> **Objective**
Lines holding the string "into" are the ones to copy from this listing.

> **Input**

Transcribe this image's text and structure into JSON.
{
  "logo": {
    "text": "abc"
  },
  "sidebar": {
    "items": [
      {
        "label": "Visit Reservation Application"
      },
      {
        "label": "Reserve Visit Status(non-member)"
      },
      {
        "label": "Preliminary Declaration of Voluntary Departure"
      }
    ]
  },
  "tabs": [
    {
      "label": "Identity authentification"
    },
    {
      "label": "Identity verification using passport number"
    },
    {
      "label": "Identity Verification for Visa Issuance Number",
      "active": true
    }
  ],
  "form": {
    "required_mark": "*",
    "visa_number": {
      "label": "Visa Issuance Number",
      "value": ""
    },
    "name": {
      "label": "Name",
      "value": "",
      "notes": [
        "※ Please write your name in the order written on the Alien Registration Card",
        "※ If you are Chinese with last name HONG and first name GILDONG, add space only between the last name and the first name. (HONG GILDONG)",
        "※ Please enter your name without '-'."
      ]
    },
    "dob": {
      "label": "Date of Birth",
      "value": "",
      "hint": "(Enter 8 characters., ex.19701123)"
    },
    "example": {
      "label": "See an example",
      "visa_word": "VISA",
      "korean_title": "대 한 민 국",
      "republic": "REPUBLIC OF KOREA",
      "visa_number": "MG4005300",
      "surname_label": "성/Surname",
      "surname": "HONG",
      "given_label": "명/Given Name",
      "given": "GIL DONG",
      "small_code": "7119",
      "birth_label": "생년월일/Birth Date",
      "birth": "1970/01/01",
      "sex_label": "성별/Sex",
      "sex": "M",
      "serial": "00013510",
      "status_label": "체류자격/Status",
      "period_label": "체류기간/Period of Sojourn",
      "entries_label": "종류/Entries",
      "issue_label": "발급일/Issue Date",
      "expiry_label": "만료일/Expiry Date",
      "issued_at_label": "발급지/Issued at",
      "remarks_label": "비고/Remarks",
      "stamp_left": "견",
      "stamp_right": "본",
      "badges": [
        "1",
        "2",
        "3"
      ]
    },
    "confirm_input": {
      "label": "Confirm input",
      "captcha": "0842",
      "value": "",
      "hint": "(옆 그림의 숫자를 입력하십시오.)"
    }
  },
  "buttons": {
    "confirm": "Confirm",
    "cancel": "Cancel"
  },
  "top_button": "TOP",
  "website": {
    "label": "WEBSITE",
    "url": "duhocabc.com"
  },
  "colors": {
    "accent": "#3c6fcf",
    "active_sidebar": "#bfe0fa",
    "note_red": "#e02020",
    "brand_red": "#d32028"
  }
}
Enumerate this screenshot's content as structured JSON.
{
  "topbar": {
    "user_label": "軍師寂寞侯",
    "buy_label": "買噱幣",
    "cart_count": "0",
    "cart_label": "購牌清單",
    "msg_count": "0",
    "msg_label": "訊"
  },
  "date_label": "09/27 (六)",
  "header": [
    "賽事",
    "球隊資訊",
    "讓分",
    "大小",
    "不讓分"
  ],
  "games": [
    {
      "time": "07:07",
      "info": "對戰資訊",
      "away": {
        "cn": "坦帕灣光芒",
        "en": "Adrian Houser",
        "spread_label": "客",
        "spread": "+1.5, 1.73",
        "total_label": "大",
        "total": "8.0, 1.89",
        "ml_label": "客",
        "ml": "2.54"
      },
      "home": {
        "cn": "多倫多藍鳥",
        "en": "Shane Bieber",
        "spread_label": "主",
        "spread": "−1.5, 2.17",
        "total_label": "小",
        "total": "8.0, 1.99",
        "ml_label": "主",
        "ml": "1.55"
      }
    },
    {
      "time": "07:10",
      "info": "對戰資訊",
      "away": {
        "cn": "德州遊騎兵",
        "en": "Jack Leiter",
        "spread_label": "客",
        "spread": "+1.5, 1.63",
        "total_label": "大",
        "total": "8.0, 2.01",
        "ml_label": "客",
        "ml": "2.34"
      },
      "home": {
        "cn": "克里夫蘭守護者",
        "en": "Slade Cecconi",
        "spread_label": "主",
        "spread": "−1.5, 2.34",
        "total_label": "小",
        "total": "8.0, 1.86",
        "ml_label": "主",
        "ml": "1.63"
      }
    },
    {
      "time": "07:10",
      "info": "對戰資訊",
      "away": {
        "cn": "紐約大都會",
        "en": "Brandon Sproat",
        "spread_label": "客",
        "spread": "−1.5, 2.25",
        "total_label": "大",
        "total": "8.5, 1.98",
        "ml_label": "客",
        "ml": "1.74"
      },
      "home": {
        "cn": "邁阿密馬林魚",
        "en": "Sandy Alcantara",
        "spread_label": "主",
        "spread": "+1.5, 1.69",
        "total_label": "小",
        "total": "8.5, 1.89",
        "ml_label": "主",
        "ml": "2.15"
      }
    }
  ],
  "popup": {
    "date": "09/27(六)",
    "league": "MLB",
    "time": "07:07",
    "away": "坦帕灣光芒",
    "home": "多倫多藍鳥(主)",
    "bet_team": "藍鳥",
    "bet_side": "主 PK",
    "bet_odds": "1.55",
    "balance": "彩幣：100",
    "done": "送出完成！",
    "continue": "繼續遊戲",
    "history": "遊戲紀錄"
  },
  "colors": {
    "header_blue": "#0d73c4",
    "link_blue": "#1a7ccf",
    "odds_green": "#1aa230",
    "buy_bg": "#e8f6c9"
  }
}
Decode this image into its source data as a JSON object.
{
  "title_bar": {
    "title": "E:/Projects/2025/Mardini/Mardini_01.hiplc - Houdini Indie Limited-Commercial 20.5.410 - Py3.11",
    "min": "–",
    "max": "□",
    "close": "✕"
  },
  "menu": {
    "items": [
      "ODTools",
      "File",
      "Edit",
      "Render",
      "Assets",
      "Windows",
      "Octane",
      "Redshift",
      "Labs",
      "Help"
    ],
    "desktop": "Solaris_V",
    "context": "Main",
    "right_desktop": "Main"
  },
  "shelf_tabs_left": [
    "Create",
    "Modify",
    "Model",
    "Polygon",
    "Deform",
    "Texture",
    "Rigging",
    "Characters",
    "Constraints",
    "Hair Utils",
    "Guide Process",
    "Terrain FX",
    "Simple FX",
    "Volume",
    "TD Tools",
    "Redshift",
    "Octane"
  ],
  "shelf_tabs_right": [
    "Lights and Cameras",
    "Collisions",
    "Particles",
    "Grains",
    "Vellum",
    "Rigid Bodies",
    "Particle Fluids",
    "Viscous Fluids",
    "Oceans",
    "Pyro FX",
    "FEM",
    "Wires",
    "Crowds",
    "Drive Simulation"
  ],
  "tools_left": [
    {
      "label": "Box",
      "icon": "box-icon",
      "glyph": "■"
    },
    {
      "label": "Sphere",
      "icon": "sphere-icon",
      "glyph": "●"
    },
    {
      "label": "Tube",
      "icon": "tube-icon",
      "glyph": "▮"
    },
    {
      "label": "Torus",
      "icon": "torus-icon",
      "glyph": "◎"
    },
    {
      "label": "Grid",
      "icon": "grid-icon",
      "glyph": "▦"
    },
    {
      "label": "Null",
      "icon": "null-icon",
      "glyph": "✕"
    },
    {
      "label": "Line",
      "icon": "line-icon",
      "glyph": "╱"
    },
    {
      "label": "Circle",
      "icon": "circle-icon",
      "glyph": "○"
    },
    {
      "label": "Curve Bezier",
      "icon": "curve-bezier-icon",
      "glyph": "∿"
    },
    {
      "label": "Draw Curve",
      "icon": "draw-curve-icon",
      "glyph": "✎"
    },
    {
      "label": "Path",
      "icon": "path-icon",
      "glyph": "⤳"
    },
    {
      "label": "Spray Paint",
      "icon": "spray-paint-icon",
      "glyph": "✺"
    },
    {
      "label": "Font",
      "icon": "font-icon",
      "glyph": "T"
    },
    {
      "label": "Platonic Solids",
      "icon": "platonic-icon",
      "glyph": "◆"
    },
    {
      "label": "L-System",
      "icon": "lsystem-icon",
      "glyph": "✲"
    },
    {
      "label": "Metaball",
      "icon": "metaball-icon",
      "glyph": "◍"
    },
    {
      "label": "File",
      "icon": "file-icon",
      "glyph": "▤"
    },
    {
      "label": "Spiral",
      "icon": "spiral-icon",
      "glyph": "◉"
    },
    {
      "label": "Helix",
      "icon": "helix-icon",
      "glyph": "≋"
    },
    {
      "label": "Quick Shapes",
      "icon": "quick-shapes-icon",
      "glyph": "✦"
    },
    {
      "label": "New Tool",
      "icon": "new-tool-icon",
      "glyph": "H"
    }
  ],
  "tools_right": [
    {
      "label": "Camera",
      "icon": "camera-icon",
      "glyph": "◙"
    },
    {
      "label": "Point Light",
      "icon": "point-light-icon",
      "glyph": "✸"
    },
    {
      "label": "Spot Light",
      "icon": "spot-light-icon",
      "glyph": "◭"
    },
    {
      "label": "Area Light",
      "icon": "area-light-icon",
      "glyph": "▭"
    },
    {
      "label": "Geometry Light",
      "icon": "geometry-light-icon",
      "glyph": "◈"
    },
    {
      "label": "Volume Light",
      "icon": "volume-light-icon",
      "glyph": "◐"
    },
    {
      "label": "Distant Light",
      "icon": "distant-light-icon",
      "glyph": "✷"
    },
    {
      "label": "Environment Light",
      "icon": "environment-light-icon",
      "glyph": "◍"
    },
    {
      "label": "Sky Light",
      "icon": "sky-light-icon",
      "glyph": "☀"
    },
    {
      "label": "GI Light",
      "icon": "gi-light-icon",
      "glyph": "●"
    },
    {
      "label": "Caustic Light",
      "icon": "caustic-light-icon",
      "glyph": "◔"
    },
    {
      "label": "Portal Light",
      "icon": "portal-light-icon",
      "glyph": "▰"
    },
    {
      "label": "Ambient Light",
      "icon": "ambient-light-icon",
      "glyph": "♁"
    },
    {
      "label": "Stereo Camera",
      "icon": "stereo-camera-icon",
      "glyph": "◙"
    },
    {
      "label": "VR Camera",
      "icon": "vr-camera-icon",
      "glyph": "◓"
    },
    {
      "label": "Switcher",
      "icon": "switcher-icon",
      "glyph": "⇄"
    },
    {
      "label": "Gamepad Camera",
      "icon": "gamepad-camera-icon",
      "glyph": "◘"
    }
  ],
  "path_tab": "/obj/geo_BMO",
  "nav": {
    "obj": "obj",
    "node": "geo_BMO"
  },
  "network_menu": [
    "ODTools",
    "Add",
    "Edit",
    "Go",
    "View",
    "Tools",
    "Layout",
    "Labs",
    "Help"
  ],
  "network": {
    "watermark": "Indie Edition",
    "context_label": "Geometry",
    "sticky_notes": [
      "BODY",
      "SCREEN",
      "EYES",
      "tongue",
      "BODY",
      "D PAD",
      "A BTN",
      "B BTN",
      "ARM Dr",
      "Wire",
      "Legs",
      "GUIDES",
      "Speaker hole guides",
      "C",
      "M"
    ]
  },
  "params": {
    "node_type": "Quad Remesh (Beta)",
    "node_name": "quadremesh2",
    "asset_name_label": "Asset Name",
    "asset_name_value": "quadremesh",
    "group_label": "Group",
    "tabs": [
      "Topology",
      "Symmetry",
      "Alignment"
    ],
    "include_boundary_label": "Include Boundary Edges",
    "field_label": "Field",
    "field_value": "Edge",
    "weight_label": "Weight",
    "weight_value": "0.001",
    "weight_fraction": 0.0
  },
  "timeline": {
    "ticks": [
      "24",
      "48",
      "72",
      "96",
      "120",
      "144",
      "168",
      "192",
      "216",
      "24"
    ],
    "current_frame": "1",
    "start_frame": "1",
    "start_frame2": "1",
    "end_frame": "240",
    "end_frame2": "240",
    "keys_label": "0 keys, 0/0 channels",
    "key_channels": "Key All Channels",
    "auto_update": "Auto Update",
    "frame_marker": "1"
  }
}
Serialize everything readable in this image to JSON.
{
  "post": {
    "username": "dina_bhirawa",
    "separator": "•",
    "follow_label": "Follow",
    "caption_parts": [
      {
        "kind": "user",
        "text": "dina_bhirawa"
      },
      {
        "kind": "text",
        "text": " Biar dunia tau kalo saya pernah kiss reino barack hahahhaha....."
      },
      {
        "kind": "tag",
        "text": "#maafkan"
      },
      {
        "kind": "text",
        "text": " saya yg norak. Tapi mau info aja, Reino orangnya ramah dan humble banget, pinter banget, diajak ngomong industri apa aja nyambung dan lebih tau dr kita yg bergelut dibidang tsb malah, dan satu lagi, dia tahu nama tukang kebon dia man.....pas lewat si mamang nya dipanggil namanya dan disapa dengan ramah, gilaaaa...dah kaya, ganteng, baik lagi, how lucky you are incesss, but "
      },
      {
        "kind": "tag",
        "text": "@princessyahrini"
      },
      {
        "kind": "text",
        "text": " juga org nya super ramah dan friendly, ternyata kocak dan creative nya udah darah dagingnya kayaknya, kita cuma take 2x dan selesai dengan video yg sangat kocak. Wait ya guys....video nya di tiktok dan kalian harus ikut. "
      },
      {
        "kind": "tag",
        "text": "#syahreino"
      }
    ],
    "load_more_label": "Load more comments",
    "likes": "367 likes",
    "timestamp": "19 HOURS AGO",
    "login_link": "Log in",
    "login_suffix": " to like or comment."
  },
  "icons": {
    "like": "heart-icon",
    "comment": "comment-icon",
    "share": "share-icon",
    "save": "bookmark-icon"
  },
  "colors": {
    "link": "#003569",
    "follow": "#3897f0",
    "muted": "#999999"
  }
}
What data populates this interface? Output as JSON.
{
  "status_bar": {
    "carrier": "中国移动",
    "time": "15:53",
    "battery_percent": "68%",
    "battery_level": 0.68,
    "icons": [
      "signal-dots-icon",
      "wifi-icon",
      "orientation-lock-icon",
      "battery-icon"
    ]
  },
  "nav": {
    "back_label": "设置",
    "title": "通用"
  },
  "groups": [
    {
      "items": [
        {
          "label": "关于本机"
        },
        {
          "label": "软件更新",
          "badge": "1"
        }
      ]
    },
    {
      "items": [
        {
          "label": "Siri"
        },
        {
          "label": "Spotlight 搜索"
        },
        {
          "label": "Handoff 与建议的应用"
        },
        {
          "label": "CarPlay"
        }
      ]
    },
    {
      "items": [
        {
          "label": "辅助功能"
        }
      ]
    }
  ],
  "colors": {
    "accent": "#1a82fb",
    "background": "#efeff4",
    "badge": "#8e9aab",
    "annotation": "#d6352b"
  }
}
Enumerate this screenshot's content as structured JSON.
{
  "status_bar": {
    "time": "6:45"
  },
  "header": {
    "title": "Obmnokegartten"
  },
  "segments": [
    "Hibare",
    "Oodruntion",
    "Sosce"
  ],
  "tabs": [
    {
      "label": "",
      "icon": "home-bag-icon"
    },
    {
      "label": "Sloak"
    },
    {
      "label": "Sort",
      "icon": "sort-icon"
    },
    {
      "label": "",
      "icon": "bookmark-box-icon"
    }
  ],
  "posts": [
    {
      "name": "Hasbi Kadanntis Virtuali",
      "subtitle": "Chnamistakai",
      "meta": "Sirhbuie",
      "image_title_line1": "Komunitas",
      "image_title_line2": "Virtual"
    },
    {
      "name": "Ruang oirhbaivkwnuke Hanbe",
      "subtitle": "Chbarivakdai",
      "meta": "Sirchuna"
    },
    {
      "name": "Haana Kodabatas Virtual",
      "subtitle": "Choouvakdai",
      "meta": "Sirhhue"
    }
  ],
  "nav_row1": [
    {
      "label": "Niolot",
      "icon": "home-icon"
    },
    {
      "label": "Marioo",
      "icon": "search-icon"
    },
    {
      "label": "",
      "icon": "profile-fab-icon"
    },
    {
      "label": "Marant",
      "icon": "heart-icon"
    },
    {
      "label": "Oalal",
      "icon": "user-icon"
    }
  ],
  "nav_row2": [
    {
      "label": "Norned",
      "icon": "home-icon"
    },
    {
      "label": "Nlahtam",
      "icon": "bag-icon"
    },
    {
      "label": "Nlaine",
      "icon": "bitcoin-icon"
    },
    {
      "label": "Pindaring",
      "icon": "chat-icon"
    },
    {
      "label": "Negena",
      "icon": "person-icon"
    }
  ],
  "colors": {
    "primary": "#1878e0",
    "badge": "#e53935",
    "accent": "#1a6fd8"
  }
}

> **Written response**
Transcribe this image's text and structure into JSON.
Decode this image into its source data as a JSON object.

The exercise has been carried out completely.